§ **SOURCE EXCERPT**:
I am running PostgreSQL 9.3.2 installed from RPM packages on RHEL 6.4. Host is
running with the following CPU (32 cores) and memory:
root@rpopdb01e ~ # fgrep -m1 'model name' /proc/cpuinfo
model name : Intel(R) Xeon(R) CPU E5-2660 0 @ 2.20GHz
root@rpopdb01e ~ # free -m
total used free shared buffers cached
Mem: 129028 123558 5469 0 135 119504
-/+ buffers/cache: 3918 125110
Swap: 16378 0 16378
root@rpopdb01e ~ #
PGDATA lives on RAID6 array of 8 ssd-disks with ext4, iostat and atop say the
disks are really free. Right now PGDATA takes only 95G.
The settings changed in postgresql.conf are here [5].
When it happens the last query from here [6] shows that almost all queries are
waiting for ExclusiveLock, but they do a simple insert.
(extend,26647,26825,,,,,,,) | 5459 | ExclusiveLock | 1 |
(extend,26647,26825,,,,,,,) | 8053 | ExclusiveLock | 5459,8053
(extend,26647,26828,,,,,,,) | 5567 | ExclusiveLock | 1 |
(extend,26647,26828,,,,,,,) | 5490 | ExclusiveLock | 5567,5490
(extend,24584,25626,,,,,,,) | 5611 | ExclusiveLock | 1 |
(extend,24584,25626,,,,,,,) | 3963 | ExclusiveLock | 5611,3963
I have several databases running on one host with one postmaster process and
ExclusiveLock is being waited by many oids. I suppose the only common thing for
all of them is that they are bigger than others and they almost do not get
updates and deletes (only inserts and reads). Some more info about one of such
tables is here [7].
I have tried to look at the source code (src/backend/access/heap/hio.c) to
understand when the exclusive lock can be taken, but I could only read comments
:) I have also examined FSM for this tables and their indexes and found that
for most of them there are free pages but there are, for example, such cases:
rpopdb_p0=# select count(*) from pg_freespace('rpop.rpop_uidl') where avail !=
0;
count
--------
115953
(1 row)
rpopdb_p0=# select count(*) from pg_freespace('rpop.pk_rpop_uidl') where avail
!= 0;
count
-------
0
(1 row)
rpopdb_p0=# \dS+ rpop.rpop_uidl
Table "rpop.rpop_uidl"
Column | Type | Modifiers | Storage | Stats target |
Description
--------+------------------------+-----------+----------+--------------+-------------
popid | bigint | not null | plain | |
uidl | character varying(200) | not null | extended | |
Indexes:
"pk_rpop_uidl" PRIMARY KEY, btree (popid, uidl)
Has OIDs: no
rpopdb_p0=#
My questions are:
1. Do we consume 100% cpu (in system) trying to get page from FSM? Or does it
happen during exclusive lock acquiring? How can I dig it?
2. How much space do we extend to the relation when we get exclusive lock on it?
3. Why extended page is not visible for other backends?
4. Is there any possibility of situation where backend A got exclusive lock on
some relation to extend it. Then OS CPU scheduler made a context switch to
backend B while backend B is waiting for exclusive lock on the same relation.
And so on for many backends.
5. (and the main question) what can I do to get rid of such situations? It is a
production cluster and I do not have any ideas what to do with this situation
:( Any help would be really appropriate.
[1]
http://www.postgresql.org/message-id/[email protected]
[2]
http://pgsql.performance.narkive.com/IrkPbl3f/postgresql-9-2-3-performance-problem-caused-exclusive-locks
[3] http://www.postgresql.org/message-id/[email protected]
[4]
http://www.postgresql.org/message-id/cal_0b1sypyeoynkynv95nnv2d+4jxtug3hkkf6fahfw7gvg...@mail.gmail.com
[5] http://pastebin.com/raw.php?i=Bd40Vn6h
[6] http://wiki.postgresql.org/wiki/Lock_dependency_information
[7 http://pastebin.com/raw.php?i=eGrtG524]
--
Vladimir

§ **DATASET RECORDS**:
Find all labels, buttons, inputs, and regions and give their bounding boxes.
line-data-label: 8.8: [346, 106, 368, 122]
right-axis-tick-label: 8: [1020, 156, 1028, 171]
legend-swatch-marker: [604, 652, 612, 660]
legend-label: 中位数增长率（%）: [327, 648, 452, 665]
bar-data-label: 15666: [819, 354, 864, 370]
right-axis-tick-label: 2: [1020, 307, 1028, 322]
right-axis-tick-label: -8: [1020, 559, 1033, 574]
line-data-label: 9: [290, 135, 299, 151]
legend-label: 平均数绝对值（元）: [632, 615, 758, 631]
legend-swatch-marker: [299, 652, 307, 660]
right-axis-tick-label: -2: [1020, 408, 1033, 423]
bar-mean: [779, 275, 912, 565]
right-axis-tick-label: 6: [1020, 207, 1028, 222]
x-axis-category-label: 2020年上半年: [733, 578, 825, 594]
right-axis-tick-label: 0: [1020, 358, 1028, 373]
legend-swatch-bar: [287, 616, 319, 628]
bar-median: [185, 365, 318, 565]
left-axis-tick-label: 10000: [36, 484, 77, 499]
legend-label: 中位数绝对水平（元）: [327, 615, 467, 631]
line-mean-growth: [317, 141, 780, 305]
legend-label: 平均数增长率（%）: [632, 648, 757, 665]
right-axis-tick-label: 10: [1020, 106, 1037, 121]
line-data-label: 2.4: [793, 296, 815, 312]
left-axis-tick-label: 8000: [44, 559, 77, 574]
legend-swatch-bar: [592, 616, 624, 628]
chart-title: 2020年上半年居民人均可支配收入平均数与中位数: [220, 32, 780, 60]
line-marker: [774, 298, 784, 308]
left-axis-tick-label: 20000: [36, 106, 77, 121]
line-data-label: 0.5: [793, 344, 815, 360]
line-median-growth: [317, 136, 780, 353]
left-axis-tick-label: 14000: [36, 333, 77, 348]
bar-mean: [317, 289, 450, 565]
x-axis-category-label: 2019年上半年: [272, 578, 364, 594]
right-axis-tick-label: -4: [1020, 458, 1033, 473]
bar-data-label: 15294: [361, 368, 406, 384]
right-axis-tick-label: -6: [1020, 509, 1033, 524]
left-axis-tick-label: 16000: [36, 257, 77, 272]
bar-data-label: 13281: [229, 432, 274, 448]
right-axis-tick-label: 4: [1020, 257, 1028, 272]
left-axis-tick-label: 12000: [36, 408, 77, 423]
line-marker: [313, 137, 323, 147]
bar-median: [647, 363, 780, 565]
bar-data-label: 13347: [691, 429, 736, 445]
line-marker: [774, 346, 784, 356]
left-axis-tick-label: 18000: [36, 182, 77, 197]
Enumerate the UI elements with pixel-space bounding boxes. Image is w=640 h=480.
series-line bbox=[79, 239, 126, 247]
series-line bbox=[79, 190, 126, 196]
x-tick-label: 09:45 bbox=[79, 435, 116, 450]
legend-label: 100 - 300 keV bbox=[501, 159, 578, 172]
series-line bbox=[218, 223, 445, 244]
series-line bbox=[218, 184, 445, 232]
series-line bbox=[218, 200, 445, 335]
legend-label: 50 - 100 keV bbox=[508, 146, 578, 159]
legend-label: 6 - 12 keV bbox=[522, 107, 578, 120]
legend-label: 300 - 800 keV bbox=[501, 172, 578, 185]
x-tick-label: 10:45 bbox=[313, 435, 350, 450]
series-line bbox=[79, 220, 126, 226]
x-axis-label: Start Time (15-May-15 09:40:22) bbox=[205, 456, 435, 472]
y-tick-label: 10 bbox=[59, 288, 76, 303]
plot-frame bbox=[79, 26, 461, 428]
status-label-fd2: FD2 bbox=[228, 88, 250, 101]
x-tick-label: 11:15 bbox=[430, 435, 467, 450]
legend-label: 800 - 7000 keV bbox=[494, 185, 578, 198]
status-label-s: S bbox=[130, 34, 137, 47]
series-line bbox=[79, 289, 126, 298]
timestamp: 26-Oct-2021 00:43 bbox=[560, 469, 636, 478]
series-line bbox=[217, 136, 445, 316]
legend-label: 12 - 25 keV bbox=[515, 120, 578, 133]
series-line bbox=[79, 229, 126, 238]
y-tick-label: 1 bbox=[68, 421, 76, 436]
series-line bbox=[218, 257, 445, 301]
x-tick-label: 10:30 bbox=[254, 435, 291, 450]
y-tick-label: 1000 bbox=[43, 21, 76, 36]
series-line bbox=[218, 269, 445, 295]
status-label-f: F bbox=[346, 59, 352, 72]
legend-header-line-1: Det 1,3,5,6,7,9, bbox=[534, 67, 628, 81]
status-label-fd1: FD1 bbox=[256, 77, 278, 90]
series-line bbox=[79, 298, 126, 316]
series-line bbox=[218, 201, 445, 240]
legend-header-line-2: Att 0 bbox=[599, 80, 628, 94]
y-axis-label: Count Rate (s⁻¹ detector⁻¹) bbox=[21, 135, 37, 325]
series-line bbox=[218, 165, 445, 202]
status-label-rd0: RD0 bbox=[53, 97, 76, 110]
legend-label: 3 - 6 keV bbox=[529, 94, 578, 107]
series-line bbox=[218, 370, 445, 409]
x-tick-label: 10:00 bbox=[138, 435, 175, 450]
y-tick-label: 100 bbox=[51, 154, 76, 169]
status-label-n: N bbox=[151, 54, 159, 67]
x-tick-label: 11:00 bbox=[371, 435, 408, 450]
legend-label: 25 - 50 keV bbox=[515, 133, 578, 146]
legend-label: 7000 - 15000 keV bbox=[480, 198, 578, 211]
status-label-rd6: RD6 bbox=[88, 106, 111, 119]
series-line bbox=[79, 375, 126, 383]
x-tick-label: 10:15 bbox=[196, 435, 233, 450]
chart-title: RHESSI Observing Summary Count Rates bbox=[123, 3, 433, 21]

§ **TO-DO LIST**:
a. From the PostgreSQL forum post, extract the passage starting at "3. Why extended" and ending at "be really appropriate.".
b. Answer these questions using the PostgreSQL forum post:
(i) Which PostgreSQL version is running, and on which operating system?
(ii) How much space does PGDATA currently take?
(iii) Which lock are almost all queries waiting for when the problem occurs?

§ **CORRECT ANSWERS**:
a.
3. Why extended page is not visible for other backends?
4. Is there any possibility of situation where backend A got exclusive lock on
some relation to extend it. Then OS CPU scheduler made a context switch to
backend B while backend B is waiting for exclusive lock on the same relation.
And so on for many backends.
5. (and the main question) what can I do to get rid of such situations? It is a
production cluster and I do not have any ideas what to do with this situation
:( Any help would be really appropriate.

b.
(i) PostgreSQL 9.3.2, installed from RPM packages on RHEL 6.4.
(ii) 95G.
(iii) ExclusiveLock.